• **EXERCISE INPUT**
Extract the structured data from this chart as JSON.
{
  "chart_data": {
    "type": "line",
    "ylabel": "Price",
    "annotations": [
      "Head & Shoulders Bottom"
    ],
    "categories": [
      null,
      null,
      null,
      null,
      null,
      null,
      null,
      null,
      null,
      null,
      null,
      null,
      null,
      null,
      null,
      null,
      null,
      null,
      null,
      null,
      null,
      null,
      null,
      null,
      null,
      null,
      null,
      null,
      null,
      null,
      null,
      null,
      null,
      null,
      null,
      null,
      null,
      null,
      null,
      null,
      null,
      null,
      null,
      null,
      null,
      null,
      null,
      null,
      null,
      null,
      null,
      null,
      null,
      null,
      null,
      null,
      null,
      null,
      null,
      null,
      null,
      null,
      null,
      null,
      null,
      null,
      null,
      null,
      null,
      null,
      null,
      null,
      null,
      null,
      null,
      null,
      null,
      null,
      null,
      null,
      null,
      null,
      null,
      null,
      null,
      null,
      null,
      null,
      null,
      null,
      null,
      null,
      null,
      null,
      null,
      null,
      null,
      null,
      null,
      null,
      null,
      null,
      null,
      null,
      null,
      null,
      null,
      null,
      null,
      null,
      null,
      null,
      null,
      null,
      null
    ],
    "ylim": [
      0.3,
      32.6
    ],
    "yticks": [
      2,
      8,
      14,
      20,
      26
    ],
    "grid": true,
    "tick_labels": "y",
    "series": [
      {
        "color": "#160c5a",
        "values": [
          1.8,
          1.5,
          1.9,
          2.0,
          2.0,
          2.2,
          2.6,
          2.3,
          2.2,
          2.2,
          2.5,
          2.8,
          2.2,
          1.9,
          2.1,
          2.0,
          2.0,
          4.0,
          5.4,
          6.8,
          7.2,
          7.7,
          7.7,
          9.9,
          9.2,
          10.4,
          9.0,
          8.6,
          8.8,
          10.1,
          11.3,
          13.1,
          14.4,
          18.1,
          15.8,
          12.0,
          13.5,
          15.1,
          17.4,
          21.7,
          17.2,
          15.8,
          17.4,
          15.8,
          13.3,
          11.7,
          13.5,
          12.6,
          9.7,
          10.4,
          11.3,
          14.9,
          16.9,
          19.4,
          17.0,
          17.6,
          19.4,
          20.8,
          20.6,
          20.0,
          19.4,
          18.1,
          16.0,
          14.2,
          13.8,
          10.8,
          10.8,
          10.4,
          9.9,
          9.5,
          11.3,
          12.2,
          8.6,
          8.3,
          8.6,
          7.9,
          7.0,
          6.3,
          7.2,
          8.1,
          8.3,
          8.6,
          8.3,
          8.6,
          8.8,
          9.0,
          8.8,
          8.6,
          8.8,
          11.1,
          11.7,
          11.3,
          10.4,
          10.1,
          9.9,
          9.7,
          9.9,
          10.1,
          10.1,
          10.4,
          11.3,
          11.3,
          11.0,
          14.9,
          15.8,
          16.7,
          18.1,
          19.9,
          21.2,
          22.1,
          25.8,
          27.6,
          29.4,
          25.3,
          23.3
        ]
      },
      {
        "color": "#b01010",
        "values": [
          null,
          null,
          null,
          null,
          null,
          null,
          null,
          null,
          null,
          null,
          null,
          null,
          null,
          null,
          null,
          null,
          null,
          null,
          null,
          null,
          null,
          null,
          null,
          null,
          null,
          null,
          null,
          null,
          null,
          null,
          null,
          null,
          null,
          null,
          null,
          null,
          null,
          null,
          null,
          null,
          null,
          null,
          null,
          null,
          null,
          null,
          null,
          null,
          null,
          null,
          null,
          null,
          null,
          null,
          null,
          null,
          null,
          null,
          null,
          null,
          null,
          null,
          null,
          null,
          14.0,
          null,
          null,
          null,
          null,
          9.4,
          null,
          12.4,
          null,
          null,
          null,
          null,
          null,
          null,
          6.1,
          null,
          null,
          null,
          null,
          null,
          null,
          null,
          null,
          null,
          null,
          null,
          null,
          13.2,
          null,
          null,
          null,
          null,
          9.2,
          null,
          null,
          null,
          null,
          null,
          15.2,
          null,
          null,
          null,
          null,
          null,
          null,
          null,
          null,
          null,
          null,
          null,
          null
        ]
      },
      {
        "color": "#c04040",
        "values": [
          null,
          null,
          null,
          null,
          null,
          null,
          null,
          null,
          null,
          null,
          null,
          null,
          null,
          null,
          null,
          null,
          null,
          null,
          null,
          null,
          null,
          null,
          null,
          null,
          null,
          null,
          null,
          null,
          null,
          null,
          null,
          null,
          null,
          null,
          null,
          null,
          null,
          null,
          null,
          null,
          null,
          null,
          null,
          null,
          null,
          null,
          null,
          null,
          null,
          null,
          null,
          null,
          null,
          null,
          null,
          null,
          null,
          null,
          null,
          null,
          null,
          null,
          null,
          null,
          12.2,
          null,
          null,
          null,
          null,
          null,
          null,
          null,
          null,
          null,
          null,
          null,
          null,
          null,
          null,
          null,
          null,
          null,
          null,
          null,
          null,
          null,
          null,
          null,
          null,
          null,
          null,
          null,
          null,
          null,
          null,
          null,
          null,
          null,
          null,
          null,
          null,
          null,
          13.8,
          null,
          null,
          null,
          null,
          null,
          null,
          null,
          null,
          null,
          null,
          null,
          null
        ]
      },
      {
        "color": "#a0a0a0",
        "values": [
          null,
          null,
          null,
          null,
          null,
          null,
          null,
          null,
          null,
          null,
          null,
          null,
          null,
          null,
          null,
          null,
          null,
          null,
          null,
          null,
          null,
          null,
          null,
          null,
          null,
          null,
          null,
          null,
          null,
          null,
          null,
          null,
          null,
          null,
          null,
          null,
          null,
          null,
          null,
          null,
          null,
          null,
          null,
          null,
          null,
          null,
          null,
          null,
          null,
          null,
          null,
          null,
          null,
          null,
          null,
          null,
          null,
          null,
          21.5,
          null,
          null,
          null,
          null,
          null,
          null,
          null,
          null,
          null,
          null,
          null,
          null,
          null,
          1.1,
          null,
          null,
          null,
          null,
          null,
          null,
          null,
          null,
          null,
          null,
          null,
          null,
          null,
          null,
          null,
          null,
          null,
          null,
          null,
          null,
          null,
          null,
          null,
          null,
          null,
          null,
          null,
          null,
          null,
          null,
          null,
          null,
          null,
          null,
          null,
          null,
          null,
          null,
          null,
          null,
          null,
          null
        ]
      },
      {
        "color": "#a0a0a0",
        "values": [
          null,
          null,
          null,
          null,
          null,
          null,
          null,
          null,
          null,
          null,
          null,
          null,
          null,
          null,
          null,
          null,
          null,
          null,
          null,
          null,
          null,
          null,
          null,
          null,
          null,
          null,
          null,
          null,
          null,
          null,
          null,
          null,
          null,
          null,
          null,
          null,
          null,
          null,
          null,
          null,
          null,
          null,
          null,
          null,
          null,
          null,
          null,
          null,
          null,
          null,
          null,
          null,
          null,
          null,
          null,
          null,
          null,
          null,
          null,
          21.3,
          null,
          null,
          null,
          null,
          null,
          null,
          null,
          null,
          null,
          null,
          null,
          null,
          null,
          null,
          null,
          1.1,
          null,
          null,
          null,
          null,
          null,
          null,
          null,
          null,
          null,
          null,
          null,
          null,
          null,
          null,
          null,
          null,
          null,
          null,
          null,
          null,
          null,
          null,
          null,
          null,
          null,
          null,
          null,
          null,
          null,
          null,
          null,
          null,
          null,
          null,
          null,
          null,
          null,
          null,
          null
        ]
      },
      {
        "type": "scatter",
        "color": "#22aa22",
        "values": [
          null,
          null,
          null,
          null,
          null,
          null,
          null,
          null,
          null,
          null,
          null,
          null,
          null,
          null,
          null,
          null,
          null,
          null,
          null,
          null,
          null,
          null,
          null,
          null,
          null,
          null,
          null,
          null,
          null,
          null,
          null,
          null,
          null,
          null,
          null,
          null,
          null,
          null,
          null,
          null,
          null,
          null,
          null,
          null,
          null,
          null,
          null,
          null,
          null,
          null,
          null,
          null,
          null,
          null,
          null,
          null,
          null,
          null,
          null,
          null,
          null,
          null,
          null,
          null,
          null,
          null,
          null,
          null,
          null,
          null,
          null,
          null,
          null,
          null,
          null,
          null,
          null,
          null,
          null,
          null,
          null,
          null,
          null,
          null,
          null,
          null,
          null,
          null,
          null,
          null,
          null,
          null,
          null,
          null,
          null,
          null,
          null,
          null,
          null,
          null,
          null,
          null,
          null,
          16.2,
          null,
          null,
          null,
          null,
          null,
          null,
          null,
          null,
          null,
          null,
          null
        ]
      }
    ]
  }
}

• **REQUEST**
Sift through the entries and copy every line with "color".

• **COMPLETED EXERCISE**
        "color": "#160c5a",
        "color": "#b01010",
        "color": "#c04040",
        "color": "#a0a0a0",
        "color": "#a0a0a0",
        "color": "#22aa22",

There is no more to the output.